__WHAT IS BEING ASKED__. Keep the images out and copy every entry below exactly.
## START DATA PROVIDED
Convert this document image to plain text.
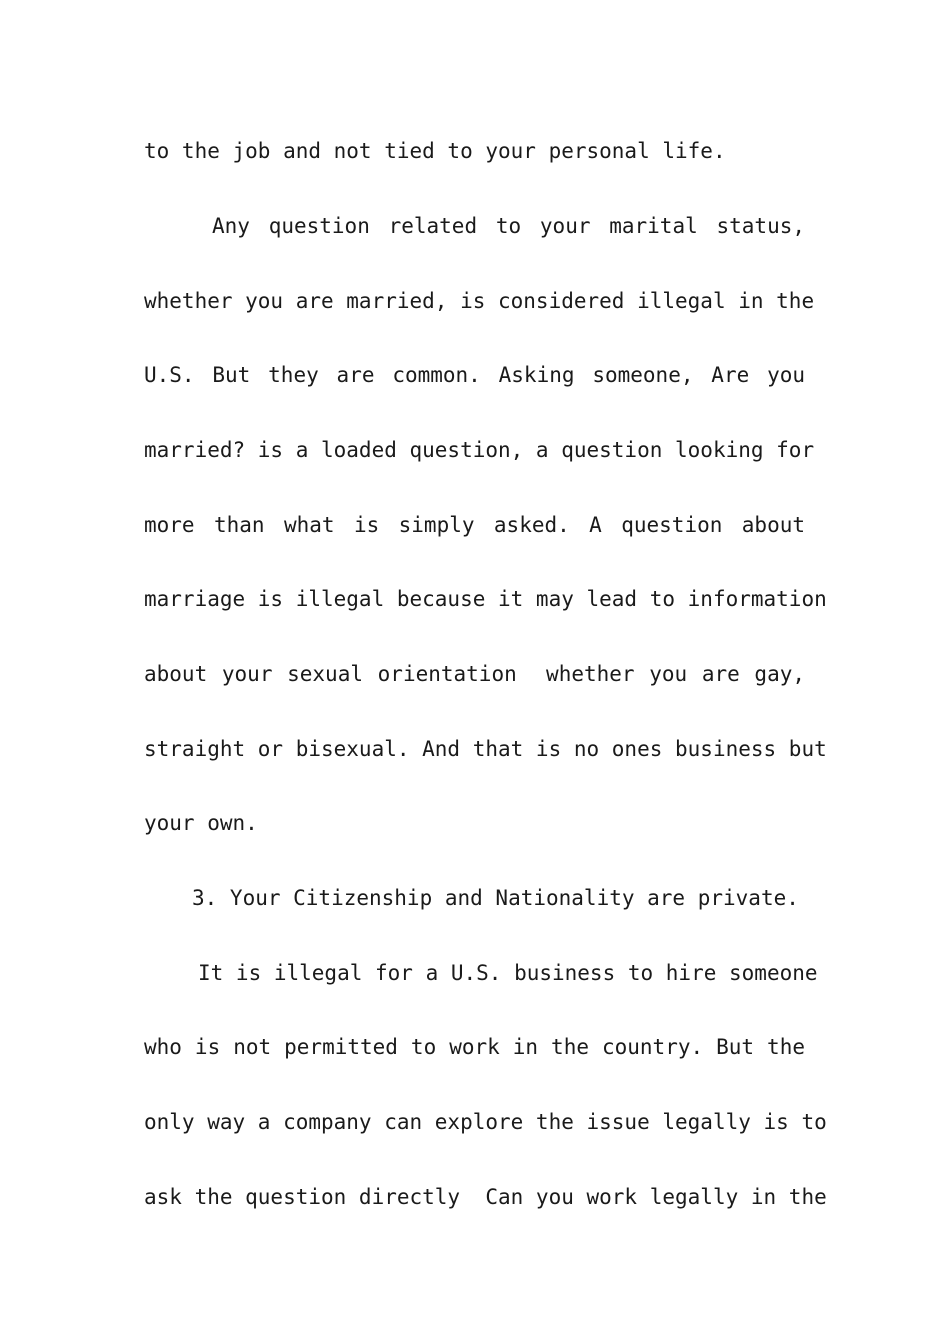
to the job and not tied to your personal life.
Any question related to your marital status,
whether you are married, is considered illegal in the
U.S. But they are common. Asking someone, Are you
married? is a loaded question, a question looking for
more than what is simply asked. A question about
marriage is illegal because it may lead to information
about your sexual orientation  whether you are gay,
straight or bisexual. And that is no ones business but
your own.
3. Your Citizenship and Nationality are private.
It is illegal for a U.S. business to hire someone
who is not permitted to work in the country. But the
only way a company can explore the issue legally is to
ask the question directly  Can you work legally in the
## END DATA PROVIDED
__RESULT__.
Convert this document image to plain text.
to the job and not tied to your personal life.
Any question related to your marital status,
whether you are married, is considered illegal in the
U.S. But they are common. Asking someone, Are you
married? is a loaded question, a question looking for
more than what is simply asked. A question about
marriage is illegal because it may lead to information
about your sexual orientation  whether you are gay,
straight or bisexual. And that is no ones business but
your own.
3. Your Citizenship and Nationality are private.
It is illegal for a U.S. business to hire someone
who is not permitted to work in the country. But the
only way a company can explore the issue legally is to
ask the question directly  Can you work legally in the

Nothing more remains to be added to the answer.